• **SET TASK**: Identify each line in the records below that contains the word "JSON", and copy it.

═════ RECORD EXCERPTS ═════

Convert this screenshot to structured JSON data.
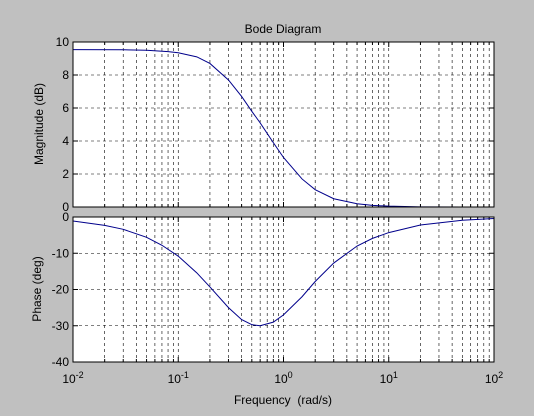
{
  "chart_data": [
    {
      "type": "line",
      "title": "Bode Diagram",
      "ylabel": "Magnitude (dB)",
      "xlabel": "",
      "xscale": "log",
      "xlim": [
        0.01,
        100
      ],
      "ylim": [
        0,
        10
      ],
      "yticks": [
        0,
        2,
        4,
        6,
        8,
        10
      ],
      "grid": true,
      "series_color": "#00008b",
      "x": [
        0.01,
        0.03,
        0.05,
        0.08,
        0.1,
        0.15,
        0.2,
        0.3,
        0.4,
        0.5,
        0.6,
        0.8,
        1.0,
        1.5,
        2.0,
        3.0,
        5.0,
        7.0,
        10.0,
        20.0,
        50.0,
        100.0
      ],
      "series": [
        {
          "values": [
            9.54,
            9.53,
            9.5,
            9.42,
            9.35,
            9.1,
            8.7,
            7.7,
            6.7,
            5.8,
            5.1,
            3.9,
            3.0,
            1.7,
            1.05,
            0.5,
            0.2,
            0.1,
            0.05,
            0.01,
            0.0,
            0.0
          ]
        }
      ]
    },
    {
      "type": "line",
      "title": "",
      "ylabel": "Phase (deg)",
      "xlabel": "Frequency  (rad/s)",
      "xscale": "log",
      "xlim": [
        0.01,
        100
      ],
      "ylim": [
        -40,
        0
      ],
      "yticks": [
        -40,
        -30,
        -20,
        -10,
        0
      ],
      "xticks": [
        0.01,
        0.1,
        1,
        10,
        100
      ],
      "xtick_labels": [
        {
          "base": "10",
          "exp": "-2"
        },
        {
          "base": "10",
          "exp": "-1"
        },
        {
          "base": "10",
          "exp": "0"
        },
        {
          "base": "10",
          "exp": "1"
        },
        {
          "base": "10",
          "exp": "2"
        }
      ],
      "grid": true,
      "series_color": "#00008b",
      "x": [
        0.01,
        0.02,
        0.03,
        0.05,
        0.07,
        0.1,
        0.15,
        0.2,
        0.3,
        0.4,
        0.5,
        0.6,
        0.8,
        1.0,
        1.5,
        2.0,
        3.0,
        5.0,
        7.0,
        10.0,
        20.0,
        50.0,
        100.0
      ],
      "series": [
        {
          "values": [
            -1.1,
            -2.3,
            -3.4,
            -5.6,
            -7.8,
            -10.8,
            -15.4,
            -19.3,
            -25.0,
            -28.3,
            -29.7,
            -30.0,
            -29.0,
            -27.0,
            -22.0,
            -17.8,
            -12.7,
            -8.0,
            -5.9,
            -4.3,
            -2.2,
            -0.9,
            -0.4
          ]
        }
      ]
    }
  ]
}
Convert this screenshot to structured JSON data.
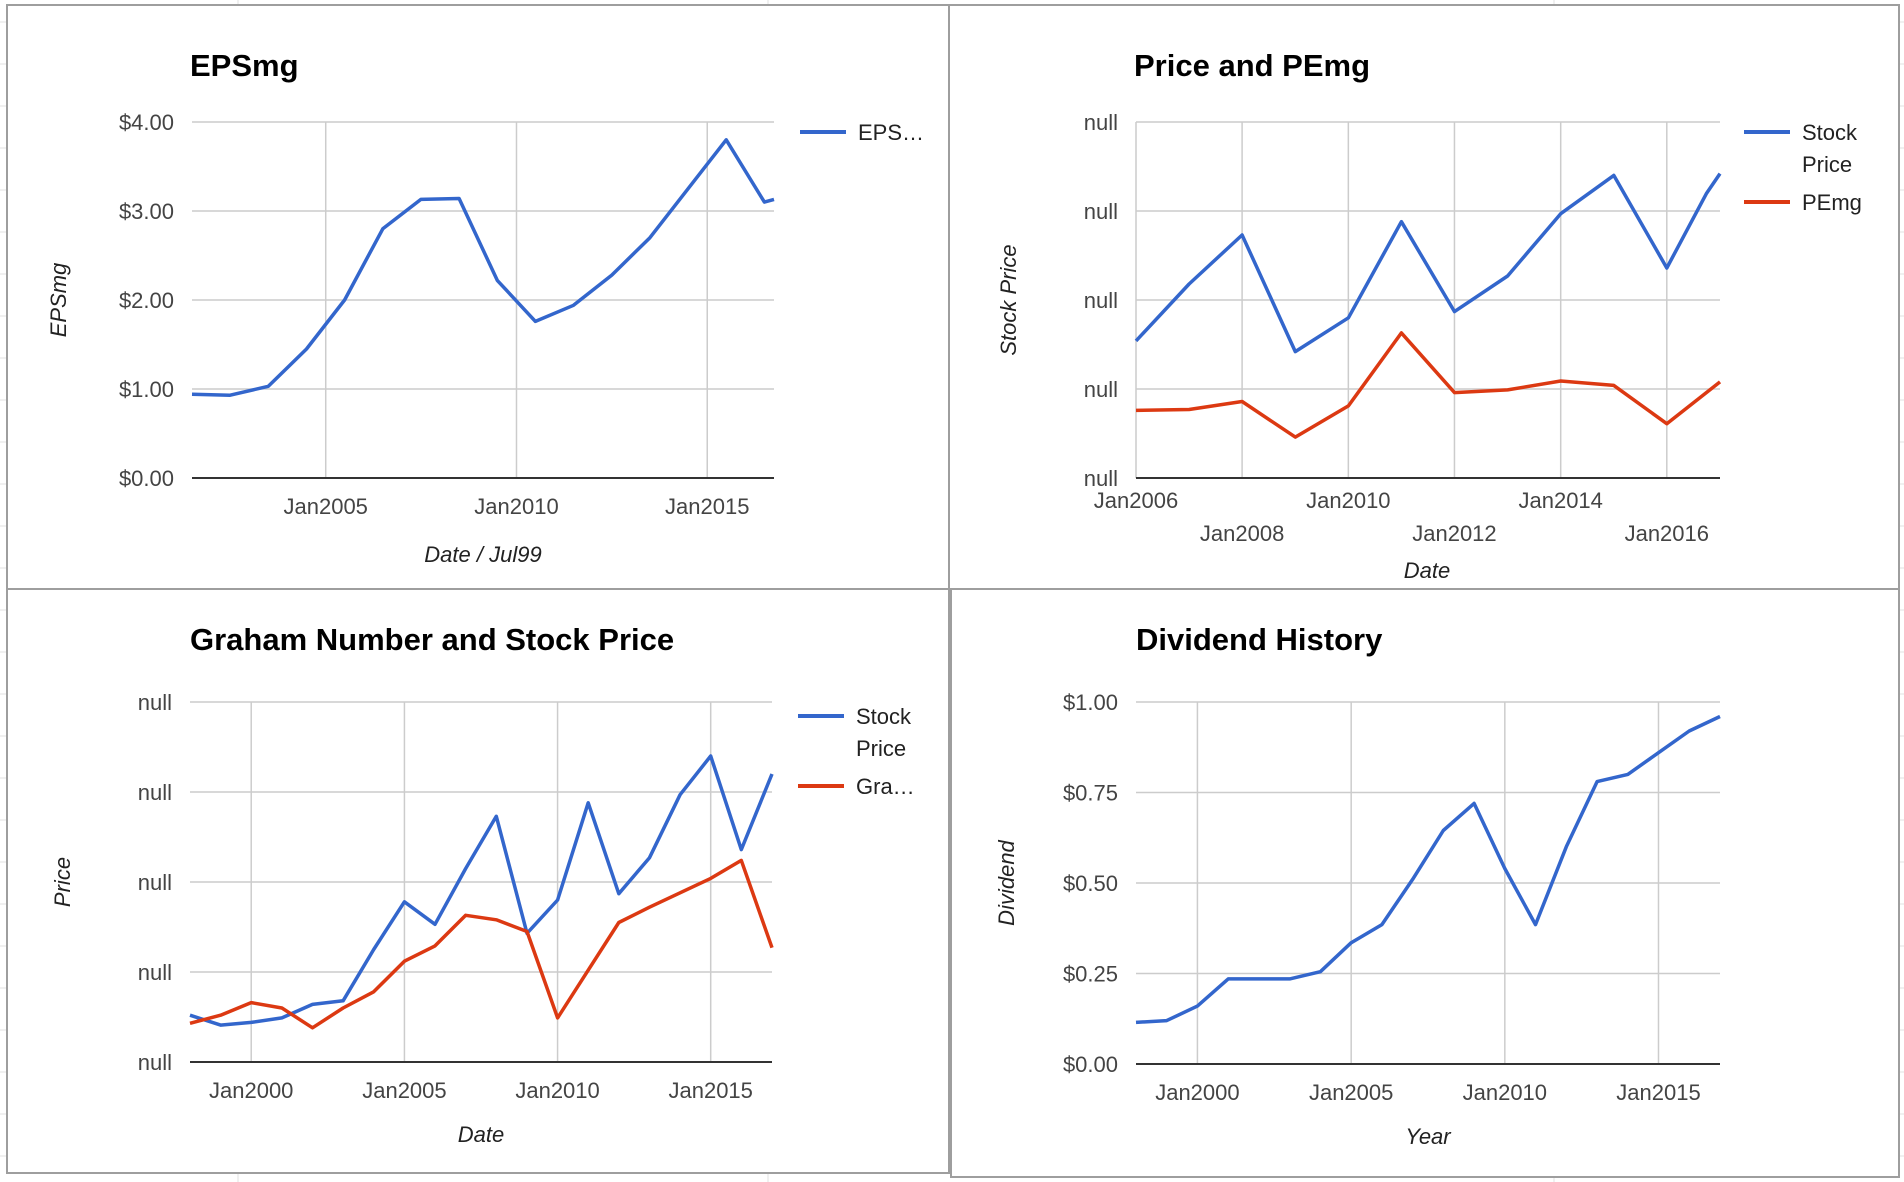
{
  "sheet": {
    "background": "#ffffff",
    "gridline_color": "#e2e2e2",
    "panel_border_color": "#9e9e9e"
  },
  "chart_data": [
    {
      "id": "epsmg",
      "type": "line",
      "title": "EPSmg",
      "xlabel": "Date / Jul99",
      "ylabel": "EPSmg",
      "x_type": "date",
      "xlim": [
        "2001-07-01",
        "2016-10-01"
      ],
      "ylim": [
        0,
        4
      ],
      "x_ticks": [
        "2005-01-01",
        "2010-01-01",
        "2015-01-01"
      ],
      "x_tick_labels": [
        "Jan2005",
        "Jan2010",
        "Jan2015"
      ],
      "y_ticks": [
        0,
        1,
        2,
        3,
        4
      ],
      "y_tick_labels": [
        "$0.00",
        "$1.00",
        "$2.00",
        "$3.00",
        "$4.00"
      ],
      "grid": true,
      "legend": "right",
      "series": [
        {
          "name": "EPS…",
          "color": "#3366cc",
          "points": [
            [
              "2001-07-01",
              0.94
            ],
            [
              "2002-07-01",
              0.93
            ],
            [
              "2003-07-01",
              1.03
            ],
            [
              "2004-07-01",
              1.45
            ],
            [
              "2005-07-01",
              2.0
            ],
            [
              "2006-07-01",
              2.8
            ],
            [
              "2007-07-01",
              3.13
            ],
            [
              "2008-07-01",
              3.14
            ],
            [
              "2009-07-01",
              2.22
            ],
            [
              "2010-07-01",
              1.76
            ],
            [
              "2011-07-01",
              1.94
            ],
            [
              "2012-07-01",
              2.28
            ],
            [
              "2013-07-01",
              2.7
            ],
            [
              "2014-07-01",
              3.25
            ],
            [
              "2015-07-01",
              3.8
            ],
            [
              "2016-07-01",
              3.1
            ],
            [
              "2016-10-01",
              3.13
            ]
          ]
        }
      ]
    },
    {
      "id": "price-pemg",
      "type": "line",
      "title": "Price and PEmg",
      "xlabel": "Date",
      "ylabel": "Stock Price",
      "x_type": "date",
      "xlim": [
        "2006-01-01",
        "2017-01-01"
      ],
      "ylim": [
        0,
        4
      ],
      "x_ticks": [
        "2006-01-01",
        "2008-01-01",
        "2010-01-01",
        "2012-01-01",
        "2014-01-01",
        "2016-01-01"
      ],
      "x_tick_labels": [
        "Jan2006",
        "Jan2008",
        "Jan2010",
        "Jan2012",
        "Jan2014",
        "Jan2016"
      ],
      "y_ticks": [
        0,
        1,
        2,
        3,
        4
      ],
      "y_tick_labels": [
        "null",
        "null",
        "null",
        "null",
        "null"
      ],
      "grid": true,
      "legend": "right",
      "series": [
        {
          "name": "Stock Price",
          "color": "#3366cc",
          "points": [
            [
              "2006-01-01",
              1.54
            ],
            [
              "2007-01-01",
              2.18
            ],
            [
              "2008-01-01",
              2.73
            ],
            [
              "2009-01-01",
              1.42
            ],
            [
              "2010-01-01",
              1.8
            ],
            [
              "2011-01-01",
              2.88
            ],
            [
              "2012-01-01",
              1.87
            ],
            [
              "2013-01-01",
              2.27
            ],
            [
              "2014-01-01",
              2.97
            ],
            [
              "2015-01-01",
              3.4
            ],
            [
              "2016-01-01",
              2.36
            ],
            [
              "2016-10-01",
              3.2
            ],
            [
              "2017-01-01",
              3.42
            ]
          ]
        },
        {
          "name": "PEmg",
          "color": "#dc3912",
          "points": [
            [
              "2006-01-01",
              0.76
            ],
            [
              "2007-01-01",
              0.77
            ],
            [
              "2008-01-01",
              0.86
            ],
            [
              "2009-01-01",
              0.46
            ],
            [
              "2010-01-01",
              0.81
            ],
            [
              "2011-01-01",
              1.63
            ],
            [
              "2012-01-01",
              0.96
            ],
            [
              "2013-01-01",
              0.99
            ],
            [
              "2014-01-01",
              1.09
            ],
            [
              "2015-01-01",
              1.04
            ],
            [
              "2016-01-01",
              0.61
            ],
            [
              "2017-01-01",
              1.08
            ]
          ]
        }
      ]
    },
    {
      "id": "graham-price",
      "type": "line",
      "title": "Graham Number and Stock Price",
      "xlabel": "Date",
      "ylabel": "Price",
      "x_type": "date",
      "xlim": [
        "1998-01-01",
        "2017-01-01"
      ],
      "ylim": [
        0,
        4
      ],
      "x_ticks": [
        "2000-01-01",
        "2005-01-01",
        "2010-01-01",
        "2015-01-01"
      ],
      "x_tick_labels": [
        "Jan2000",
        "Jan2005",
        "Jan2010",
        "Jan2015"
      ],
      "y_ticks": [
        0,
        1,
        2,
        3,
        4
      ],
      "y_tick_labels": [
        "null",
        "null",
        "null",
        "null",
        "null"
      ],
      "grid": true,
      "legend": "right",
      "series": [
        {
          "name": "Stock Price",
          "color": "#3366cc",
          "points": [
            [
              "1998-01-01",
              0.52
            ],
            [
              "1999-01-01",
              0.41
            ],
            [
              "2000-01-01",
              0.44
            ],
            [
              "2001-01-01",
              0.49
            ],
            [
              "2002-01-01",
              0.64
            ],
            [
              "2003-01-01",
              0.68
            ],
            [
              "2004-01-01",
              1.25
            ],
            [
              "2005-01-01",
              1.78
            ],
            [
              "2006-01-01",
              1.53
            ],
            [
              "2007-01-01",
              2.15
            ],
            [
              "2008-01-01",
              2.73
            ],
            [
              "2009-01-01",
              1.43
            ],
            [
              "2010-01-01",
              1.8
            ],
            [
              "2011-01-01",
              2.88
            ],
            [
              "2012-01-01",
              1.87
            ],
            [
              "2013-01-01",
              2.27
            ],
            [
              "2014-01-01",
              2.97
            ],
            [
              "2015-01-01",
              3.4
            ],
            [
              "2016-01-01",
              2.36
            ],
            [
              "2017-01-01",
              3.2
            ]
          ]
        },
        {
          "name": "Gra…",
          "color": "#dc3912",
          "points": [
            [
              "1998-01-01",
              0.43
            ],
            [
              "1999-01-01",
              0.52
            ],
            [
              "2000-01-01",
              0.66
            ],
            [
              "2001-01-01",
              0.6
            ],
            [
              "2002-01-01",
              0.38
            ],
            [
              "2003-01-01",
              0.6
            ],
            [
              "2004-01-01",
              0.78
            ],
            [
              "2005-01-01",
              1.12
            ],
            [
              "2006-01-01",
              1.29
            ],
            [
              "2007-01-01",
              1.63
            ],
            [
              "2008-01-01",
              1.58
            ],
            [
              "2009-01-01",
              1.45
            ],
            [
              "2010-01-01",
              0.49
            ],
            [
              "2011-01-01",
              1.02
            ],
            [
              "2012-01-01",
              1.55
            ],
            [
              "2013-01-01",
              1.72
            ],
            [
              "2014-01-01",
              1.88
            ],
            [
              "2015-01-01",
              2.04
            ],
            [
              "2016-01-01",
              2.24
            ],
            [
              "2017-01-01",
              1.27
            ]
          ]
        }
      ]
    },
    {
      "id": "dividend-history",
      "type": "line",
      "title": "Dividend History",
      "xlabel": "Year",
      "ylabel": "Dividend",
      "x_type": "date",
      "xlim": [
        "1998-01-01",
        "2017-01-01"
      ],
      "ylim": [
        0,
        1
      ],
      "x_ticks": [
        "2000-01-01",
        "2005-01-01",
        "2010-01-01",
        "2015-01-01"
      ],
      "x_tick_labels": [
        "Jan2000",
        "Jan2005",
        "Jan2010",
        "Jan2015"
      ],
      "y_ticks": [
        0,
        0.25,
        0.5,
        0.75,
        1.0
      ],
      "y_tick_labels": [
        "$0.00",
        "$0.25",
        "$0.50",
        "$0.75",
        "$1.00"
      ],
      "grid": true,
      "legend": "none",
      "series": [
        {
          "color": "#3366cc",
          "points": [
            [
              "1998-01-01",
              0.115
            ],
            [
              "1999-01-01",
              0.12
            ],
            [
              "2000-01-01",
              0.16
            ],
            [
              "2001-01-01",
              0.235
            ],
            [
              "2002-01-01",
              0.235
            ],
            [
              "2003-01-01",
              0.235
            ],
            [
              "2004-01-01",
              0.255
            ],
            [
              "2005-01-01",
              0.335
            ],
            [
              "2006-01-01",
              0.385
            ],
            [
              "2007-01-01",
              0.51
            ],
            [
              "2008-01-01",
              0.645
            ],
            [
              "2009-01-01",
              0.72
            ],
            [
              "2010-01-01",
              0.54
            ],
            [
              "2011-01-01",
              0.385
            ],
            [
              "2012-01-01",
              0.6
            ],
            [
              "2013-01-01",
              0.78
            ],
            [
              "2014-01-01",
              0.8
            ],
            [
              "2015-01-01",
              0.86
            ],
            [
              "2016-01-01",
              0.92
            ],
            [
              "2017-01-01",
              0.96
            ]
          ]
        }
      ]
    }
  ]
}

═════
═════ RECORD EXCERPTS ═════

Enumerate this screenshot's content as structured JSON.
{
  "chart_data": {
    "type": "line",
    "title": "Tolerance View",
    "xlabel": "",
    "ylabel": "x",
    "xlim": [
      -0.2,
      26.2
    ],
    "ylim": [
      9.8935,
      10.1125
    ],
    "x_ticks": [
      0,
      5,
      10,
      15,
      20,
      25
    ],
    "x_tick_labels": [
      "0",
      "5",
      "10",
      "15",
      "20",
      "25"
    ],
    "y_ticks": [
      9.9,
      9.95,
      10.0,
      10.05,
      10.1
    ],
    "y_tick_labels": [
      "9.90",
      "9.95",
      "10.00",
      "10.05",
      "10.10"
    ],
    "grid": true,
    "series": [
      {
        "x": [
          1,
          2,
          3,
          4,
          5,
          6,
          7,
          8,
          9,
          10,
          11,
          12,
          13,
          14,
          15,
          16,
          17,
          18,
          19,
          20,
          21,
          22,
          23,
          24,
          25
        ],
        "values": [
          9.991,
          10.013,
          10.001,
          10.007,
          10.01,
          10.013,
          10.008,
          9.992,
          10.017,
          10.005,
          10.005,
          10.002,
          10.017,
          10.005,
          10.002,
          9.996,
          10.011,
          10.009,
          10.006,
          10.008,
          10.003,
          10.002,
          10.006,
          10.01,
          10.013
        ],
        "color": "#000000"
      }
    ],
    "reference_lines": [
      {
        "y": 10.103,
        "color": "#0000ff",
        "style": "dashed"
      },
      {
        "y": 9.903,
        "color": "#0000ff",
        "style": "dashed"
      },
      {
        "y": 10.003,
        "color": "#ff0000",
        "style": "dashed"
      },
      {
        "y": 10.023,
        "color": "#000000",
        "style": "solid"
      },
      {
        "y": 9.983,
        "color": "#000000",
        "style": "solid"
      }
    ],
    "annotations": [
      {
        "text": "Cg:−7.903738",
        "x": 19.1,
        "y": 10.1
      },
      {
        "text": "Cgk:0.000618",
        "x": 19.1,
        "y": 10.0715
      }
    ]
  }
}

═════
═════ RECORD EXCERPTS ═════

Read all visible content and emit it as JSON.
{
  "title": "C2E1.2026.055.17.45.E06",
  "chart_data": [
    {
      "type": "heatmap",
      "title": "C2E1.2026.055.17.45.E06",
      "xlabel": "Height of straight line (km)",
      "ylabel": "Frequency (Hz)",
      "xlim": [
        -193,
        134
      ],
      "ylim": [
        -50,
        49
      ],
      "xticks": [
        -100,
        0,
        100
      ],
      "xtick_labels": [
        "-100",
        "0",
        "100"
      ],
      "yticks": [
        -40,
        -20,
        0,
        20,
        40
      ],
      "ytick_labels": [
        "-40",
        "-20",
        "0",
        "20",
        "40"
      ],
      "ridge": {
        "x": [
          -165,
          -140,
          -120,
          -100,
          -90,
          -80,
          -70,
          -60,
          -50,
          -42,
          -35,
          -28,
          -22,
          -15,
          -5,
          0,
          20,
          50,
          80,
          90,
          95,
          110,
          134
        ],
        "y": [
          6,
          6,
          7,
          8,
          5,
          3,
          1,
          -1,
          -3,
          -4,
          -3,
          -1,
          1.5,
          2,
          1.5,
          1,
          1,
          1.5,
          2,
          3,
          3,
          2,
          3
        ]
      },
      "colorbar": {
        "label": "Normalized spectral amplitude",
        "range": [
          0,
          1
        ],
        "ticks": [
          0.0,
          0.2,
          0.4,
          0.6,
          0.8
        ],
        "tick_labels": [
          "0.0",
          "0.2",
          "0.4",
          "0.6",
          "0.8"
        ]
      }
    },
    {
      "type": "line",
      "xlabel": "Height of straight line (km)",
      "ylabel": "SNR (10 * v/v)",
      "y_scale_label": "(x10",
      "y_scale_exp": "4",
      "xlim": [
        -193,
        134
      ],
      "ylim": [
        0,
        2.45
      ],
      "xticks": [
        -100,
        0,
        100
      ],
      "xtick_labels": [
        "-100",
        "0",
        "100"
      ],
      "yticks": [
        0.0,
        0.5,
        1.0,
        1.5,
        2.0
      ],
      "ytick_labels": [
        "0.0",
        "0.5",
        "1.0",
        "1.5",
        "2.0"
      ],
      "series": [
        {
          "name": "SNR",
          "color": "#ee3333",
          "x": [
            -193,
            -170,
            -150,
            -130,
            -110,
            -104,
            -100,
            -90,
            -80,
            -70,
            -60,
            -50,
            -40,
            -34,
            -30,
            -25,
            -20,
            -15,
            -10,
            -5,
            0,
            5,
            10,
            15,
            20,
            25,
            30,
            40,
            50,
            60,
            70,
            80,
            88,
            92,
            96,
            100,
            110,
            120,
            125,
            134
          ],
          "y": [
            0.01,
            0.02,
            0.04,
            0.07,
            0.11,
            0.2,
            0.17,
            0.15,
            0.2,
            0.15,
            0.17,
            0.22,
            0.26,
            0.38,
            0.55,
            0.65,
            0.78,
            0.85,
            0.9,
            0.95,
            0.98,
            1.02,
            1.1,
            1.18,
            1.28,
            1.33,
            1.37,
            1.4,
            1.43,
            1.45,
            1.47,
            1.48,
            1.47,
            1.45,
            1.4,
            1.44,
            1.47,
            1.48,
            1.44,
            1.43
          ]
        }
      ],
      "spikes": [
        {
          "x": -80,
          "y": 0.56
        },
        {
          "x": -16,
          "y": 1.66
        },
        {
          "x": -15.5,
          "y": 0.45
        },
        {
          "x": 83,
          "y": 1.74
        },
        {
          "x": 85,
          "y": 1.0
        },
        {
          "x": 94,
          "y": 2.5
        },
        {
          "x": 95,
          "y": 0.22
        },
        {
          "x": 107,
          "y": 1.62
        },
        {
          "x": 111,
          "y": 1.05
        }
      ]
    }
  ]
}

═════

• **WORKED ANSWER**:
Convert this screenshot to structured JSON data.
Convert this screenshot to structured JSON data.
Enumerate this screenshot's content as structured JSON.
Read all visible content and emit it as JSON.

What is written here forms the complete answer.